## Start

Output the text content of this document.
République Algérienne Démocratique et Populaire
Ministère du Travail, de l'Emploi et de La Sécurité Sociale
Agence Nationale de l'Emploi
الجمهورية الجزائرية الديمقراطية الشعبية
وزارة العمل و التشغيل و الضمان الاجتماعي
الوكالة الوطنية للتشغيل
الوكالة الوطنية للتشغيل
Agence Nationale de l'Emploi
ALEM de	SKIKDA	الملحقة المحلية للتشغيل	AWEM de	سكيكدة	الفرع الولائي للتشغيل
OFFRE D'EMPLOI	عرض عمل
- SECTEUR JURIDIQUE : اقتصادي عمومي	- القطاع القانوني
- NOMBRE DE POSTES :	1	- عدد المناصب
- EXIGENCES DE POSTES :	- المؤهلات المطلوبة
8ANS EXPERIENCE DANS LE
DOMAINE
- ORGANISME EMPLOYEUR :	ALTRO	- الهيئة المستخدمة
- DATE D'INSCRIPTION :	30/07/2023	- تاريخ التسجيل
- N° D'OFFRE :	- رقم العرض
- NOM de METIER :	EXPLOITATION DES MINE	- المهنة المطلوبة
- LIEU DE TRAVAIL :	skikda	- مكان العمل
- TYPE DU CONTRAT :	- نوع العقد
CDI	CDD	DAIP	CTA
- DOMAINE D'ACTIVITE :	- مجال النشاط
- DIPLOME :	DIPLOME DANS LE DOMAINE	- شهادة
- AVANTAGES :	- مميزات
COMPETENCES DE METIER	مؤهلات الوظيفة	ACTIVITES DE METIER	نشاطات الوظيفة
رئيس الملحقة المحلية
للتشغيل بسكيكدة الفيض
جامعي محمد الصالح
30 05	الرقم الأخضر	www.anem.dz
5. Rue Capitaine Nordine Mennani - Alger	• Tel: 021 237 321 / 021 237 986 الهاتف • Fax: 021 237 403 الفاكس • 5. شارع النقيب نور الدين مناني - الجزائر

## End

(What the task asks):
For the string "OFFRE", count the lines of the entries above that include it; answer with the number only.

(Exercise output):
2